* **PROBLEM REQUIREMENTS**
Print all the records exactly, please.

--- Begin EXERCISE MATERIALS ---

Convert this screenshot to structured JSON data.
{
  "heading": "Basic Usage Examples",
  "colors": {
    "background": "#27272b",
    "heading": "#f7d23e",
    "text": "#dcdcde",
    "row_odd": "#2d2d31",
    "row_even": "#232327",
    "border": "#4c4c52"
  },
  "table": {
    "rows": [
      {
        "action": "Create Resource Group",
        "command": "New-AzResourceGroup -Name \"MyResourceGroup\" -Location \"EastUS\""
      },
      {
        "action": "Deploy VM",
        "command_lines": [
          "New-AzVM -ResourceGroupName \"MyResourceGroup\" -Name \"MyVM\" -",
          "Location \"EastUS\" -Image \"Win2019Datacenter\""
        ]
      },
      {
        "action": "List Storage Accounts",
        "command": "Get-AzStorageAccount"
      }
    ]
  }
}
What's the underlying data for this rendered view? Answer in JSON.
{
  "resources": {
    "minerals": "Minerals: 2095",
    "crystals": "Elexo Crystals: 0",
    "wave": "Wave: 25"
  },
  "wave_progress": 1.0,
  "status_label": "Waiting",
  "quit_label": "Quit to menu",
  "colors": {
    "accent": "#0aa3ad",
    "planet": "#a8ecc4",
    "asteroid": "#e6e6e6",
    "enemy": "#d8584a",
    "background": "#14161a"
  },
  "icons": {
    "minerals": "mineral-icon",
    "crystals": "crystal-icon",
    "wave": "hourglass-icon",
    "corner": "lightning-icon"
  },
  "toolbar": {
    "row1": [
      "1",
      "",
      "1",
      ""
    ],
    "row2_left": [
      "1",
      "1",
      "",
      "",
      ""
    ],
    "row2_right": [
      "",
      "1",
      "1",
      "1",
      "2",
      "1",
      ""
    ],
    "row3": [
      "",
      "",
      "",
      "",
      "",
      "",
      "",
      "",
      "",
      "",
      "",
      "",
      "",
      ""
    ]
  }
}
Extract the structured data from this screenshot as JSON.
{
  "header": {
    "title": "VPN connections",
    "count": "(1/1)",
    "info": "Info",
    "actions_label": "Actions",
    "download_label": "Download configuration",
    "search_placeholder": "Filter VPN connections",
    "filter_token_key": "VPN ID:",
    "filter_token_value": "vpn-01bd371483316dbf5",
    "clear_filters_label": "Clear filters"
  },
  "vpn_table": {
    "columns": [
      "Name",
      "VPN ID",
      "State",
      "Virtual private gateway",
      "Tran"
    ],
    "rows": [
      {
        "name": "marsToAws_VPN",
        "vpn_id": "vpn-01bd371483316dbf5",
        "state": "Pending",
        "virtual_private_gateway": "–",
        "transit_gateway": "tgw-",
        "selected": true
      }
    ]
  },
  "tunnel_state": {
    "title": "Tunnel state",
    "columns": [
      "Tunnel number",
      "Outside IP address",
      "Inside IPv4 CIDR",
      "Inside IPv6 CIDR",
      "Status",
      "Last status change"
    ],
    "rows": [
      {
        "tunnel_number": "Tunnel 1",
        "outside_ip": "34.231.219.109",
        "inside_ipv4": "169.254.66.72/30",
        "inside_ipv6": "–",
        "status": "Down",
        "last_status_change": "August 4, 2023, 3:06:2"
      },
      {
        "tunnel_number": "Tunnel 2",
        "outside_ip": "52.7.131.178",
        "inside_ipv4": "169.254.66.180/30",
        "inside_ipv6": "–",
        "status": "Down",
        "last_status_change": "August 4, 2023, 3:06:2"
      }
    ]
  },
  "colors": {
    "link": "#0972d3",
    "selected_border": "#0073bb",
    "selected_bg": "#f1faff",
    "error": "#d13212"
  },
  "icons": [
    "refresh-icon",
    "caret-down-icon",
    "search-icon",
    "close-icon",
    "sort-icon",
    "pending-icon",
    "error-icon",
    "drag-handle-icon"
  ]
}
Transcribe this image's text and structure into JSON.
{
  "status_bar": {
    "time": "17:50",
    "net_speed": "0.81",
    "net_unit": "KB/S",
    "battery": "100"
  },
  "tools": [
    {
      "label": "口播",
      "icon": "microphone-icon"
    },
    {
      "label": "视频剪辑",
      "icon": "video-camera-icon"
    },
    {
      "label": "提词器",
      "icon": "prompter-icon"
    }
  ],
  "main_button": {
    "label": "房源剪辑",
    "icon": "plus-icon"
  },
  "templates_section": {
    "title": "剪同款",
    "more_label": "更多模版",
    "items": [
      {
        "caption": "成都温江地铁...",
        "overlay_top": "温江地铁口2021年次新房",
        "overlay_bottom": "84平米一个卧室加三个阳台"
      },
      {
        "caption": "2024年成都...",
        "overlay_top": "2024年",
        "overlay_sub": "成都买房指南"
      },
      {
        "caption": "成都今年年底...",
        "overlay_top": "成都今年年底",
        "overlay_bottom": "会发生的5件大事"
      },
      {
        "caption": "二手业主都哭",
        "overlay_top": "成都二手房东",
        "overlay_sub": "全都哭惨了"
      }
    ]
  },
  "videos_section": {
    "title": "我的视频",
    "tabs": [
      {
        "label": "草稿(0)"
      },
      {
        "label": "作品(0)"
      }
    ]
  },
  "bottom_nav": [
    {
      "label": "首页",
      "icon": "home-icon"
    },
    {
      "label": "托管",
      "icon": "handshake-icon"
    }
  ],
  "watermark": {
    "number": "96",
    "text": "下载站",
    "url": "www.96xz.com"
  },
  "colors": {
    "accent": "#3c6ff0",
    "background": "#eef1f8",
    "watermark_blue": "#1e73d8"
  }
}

--- End EXERCISE MATERIALS ---

* **THE REPLY**
Convert this screenshot to structured JSON data.
{
  "heading": "Basic Usage Examples",
  "colors": {
    "background": "#27272b",
    "heading": "#f7d23e",
    "text": "#dcdcde",
    "row_odd": "#2d2d31",
    "row_even": "#232327",
    "border": "#4c4c52"
  },
  "table": {
    "rows": [
      {
        "action": "Create Resource Group",
        "command": "New-AzResourceGroup -Name \"MyResourceGroup\" -Location \"EastUS\""
      },
      {
        "action": "Deploy VM",
        "command_lines": [
          "New-AzVM -ResourceGroupName \"MyResourceGroup\" -Name \"MyVM\" -",
          "Location \"EastUS\" -Image \"Win2019Datacenter\""
        ]
      },
      {
        "action": "List Storage Accounts",
        "command": "Get-AzStorageAccount"
      }
    ]
  }
}
What's the underlying data for this rendered view? Answer in JSON.
{
  "resources": {
    "minerals": "Minerals: 2095",
    "crystals": "Elexo Crystals: 0",
    "wave": "Wave: 25"
  },
  "wave_progress": 1.0,
  "status_label": "Waiting",
  "quit_label": "Quit to menu",
  "colors": {
    "accent": "#0aa3ad",
    "planet": "#a8ecc4",
    "asteroid": "#e6e6e6",
    "enemy": "#d8584a",
    "background": "#14161a"
  },
  "icons": {
    "minerals": "mineral-icon",
    "crystals": "crystal-icon",
    "wave": "hourglass-icon",
    "corner": "lightning-icon"
  },
  "toolbar": {
    "row1": [
      "1",
      "",
      "1",
      ""
    ],
    "row2_left": [
      "1",
      "1",
      "",
      "",
      ""
    ],
    "row2_right": [
      "",
      "1",
      "1",
      "1",
      "2",
      "1",
      ""
    ],
    "row3": [
      "",
      "",
      "",
      "",
      "",
      "",
      "",
      "",
      "",
      "",
      "",
      "",
      "",
      ""
    ]
  }
}
Extract the structured data from this screenshot as JSON.
{
  "header": {
    "title": "VPN connections",
    "count": "(1/1)",
    "info": "Info",
    "actions_label": "Actions",
    "download_label": "Download configuration",
    "search_placeholder": "Filter VPN connections",
    "filter_token_key": "VPN ID:",
    "filter_token_value": "vpn-01bd371483316dbf5",
    "clear_filters_label": "Clear filters"
  },
  "vpn_table": {
    "columns": [
      "Name",
      "VPN ID",
      "State",
      "Virtual private gateway",
      "Tran"
    ],
    "rows": [
      {
        "name": "marsToAws_VPN",
        "vpn_id": "vpn-01bd371483316dbf5",
        "state": "Pending",
        "virtual_private_gateway": "–",
        "transit_gateway": "tgw-",
        "selected": true
      }
    ]
  },
  "tunnel_state": {
    "title": "Tunnel state",
    "columns": [
      "Tunnel number",
      "Outside IP address",
      "Inside IPv4 CIDR",
      "Inside IPv6 CIDR",
      "Status",
      "Last status change"
    ],
    "rows": [
      {
        "tunnel_number": "Tunnel 1",
        "outside_ip": "34.231.219.109",
        "inside_ipv4": "169.254.66.72/30",
        "inside_ipv6": "–",
        "status": "Down",
        "last_status_change": "August 4, 2023, 3:06:2"
      },
      {
        "tunnel_number": "Tunnel 2",
        "outside_ip": "52.7.131.178",
        "inside_ipv4": "169.254.66.180/30",
        "inside_ipv6": "–",
        "status": "Down",
        "last_status_change": "August 4, 2023, 3:06:2"
      }
    ]
  },
  "colors": {
    "link": "#0972d3",
    "selected_border": "#0073bb",
    "selected_bg": "#f1faff",
    "error": "#d13212"
  },
  "icons": [
    "refresh-icon",
    "caret-down-icon",
    "search-icon",
    "close-icon",
    "sort-icon",
    "pending-icon",
    "error-icon",
    "drag-handle-icon"
  ]
}
Transcribe this image's text and structure into JSON.
{
  "status_bar": {
    "time": "17:50",
    "net_speed": "0.81",
    "net_unit": "KB/S",
    "battery": "100"
  },
  "tools": [
    {
      "label": "口播",
      "icon": "microphone-icon"
    },
    {
      "label": "视频剪辑",
      "icon": "video-camera-icon"
    },
    {
      "label": "提词器",
      "icon": "prompter-icon"
    }
  ],
  "main_button": {
    "label": "房源剪辑",
    "icon": "plus-icon"
  },
  "templates_section": {
    "title": "剪同款",
    "more_label": "更多模版",
    "items": [
      {
        "caption": "成都温江地铁...",
        "overlay_top": "温江地铁口2021年次新房",
        "overlay_bottom": "84平米一个卧室加三个阳台"
      },
      {
        "caption": "2024年成都...",
        "overlay_top": "2024年",
        "overlay_sub": "成都买房指南"
      },
      {
        "caption": "成都今年年底...",
        "overlay_top": "成都今年年底",
        "overlay_bottom": "会发生的5件大事"
      },
      {
        "caption": "二手业主都哭",
        "overlay_top": "成都二手房东",
        "overlay_sub": "全都哭惨了"
      }
    ]
  },
  "videos_section": {
    "title": "我的视频",
    "tabs": [
      {
        "label": "草稿(0)"
      },
      {
        "label": "作品(0)"
      }
    ]
  },
  "bottom_nav": [
    {
      "label": "首页",
      "icon": "home-icon"
    },
    {
      "label": "托管",
      "icon": "handshake-icon"
    }
  ],
  "watermark": {
    "number": "96",
    "text": "下载站",
    "url": "www.96xz.com"
  },
  "colors": {
    "accent": "#3c6ff0",
    "background": "#eef1f8",
    "watermark_blue": "#1e73d8"
  }
}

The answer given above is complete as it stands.